> [Supplied material]:
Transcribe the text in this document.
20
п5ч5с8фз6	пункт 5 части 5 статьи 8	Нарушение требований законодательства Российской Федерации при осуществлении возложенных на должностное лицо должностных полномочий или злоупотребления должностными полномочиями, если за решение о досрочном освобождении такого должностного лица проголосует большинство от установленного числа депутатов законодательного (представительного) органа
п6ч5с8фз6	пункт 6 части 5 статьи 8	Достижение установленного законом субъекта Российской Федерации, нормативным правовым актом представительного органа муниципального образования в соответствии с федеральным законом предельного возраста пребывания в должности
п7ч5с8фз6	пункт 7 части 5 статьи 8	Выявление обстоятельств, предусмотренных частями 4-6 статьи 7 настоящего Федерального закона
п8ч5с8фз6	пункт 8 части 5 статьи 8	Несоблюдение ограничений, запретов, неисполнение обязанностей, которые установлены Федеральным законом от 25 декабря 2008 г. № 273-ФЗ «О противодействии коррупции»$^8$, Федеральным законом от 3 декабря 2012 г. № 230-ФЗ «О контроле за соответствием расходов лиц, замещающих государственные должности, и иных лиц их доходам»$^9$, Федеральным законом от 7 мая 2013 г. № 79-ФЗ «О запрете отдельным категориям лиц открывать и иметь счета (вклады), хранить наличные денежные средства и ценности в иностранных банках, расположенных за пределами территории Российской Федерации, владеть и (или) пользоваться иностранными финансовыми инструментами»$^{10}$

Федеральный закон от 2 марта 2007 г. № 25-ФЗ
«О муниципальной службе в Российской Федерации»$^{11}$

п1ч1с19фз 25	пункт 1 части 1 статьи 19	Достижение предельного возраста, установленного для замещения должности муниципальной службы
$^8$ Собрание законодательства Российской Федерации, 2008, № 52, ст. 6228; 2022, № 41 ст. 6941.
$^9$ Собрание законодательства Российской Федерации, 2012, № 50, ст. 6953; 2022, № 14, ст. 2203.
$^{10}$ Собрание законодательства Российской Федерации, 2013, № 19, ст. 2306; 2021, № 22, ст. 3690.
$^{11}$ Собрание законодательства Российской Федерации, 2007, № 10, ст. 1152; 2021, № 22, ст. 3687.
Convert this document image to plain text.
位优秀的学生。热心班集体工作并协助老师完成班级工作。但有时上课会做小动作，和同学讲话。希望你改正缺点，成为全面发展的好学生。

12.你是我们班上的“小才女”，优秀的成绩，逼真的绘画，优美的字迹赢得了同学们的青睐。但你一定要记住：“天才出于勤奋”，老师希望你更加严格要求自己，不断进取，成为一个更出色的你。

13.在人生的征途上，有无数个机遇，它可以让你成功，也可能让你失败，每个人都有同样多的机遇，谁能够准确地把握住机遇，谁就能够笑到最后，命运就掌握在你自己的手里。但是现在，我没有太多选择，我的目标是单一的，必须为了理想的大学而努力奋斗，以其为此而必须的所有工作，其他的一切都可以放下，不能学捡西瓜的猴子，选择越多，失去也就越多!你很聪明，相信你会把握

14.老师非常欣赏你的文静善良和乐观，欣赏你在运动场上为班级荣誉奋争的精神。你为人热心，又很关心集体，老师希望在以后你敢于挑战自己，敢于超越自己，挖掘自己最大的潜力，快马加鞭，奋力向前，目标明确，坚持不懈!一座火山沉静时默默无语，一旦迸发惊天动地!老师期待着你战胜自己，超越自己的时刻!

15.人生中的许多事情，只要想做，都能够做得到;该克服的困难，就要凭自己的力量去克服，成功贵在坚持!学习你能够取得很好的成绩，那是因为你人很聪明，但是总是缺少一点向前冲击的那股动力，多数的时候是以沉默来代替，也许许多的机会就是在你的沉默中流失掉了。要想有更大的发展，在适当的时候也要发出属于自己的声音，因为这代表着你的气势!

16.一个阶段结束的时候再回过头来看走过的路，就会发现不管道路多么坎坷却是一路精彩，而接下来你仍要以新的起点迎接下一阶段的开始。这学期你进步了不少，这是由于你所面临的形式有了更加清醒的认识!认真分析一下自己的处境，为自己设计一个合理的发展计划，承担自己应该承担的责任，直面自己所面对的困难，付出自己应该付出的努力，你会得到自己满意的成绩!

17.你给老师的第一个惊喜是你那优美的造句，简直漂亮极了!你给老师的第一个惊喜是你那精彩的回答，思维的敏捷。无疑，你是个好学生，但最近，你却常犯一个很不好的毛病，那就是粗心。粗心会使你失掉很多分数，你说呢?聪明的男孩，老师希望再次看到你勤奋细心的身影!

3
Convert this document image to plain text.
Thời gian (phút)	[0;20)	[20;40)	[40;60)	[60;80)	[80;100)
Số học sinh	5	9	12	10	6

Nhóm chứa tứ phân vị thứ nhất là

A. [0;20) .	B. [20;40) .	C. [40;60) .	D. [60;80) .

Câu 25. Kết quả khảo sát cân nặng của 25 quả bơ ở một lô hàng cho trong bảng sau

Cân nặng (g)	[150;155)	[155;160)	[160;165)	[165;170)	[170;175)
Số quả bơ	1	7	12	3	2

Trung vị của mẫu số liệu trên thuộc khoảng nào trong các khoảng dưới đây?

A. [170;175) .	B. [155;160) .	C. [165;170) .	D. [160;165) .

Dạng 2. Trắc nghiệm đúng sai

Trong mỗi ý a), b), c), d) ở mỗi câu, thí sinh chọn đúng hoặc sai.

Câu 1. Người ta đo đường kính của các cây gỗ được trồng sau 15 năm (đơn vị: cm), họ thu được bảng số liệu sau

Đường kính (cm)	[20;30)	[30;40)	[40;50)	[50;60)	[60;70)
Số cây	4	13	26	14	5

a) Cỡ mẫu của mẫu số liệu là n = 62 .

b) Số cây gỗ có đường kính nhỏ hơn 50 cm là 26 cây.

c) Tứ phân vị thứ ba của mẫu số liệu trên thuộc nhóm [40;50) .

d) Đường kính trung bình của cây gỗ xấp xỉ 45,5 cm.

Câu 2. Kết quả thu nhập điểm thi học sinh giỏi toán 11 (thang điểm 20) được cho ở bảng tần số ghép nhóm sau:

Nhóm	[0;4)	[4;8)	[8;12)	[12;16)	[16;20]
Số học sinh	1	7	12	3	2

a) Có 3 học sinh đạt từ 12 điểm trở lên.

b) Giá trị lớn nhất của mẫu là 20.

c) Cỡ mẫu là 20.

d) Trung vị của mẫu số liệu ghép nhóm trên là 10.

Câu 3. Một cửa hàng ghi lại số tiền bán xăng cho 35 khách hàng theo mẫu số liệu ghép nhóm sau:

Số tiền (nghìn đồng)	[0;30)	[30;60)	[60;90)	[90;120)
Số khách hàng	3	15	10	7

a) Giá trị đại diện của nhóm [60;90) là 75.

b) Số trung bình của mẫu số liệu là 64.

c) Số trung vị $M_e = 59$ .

> [Task objective]: Copy out every line from the data above that has "ghép" in it.

> [Exercise answer]:
Câu 2. Kết quả thu nhập điểm thi học sinh giỏi toán 11 (thang điểm 20) được cho ở bảng tần số ghép nhóm sau:
d) Trung vị của mẫu số liệu ghép nhóm trên là 10.
Câu 3. Một cửa hàng ghi lại số tiền bán xăng cho 35 khách hàng theo mẫu số liệu ghép nhóm sau:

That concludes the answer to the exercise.